## Brano fornito
....
Crocifisso vietato, Castelli invia gli ispettori

La Cei: sentenza sorprendente. Il magistrato sotto accusa: non sono una toga d’assalto, è una scelta di diritto

ROMA - La sentenza dell’Aquila che impone di togliere il crocefisso dalle aule scolastiche finisce sotto inchiesta degli ispettori del ministero della Giustizia. Lo ha annunciato il ministro Castelli, mentre è unanime la condanna del verdetto. Fini: così si aiuta chi non vuole l’integrazione. Critico l’Ulivo. I vescovi: verdetto sorprendente. Il paese di Ofena contro Smith, il musulmano che ha scatenato il caso. Il giudice Montanaro: «Ho considerato soltanto le norme: non sono un giudice d’assalto».
....
## Elenco fornito
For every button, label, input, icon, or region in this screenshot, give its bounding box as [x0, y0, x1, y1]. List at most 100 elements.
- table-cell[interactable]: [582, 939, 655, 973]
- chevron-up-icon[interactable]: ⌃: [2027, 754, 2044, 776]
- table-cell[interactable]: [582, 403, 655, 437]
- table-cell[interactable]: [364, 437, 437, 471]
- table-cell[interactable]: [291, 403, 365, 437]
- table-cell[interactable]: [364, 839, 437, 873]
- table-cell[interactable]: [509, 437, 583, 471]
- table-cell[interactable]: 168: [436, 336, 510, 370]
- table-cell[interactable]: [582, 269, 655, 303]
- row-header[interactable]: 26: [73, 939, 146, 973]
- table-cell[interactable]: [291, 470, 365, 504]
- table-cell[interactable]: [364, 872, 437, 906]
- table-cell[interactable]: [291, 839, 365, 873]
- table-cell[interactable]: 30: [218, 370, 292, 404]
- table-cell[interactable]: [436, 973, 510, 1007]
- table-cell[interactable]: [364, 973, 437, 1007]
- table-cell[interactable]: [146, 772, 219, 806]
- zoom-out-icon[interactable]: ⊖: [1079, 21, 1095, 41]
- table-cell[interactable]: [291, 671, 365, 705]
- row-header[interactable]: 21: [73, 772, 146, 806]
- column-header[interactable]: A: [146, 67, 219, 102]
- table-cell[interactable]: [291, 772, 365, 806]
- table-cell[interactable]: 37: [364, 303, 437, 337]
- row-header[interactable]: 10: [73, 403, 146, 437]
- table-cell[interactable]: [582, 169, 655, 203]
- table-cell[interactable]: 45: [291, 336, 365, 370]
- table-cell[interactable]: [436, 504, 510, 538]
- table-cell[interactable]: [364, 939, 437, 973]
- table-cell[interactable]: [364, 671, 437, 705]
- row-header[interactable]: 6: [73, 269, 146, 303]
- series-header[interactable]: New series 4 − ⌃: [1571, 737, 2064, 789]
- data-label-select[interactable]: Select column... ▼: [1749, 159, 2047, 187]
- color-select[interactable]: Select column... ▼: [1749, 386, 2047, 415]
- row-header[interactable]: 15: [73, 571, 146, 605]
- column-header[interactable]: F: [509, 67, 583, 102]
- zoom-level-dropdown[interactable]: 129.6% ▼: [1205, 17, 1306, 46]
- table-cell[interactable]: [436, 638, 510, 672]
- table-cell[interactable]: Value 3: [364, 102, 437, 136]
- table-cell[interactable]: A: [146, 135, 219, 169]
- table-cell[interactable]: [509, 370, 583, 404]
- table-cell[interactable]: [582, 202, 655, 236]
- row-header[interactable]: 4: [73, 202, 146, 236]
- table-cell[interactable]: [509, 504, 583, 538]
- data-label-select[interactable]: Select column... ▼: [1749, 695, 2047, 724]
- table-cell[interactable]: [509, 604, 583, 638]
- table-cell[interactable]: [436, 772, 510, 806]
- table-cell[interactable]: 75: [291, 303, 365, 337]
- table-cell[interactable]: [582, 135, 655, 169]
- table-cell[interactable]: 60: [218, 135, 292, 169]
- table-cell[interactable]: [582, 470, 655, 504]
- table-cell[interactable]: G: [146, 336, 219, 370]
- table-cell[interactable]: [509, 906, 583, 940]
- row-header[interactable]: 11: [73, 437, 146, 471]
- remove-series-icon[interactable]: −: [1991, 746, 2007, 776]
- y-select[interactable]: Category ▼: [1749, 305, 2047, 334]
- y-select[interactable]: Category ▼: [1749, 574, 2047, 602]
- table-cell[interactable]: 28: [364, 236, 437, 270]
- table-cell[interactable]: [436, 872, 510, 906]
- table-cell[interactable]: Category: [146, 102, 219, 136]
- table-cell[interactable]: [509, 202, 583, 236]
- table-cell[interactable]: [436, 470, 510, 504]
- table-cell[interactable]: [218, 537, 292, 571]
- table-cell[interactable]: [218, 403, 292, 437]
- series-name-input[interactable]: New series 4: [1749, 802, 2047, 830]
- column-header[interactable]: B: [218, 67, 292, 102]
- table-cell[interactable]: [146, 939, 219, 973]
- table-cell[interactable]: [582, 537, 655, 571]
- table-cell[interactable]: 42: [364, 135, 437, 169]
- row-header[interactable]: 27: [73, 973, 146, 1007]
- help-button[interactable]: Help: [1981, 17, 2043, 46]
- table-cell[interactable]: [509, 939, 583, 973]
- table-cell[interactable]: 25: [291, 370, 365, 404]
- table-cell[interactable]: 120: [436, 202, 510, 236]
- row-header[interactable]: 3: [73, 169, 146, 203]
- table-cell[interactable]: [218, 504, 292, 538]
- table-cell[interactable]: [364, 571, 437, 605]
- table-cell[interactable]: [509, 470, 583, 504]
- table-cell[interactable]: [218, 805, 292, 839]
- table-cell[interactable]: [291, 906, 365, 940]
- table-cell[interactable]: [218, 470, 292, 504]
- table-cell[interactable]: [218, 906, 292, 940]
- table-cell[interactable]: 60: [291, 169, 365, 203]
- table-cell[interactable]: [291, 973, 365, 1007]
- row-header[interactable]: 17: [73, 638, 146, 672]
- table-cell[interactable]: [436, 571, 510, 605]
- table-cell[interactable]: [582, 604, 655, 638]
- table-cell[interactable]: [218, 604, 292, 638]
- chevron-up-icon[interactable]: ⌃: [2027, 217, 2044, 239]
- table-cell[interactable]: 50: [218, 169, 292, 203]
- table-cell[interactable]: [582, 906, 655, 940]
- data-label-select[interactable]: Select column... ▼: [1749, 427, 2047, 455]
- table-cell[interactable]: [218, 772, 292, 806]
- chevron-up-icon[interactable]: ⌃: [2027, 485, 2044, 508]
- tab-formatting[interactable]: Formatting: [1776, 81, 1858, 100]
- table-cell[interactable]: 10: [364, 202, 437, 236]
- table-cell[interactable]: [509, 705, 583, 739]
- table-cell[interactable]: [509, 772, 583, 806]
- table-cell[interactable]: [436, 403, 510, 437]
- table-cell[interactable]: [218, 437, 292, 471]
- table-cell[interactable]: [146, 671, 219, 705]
....
Riporta tutti i cognomi di persone che compaiono nel brano sulla sentenza del crocifisso.

## Esito del compito
Castelli, Fini, Smith, Montanaro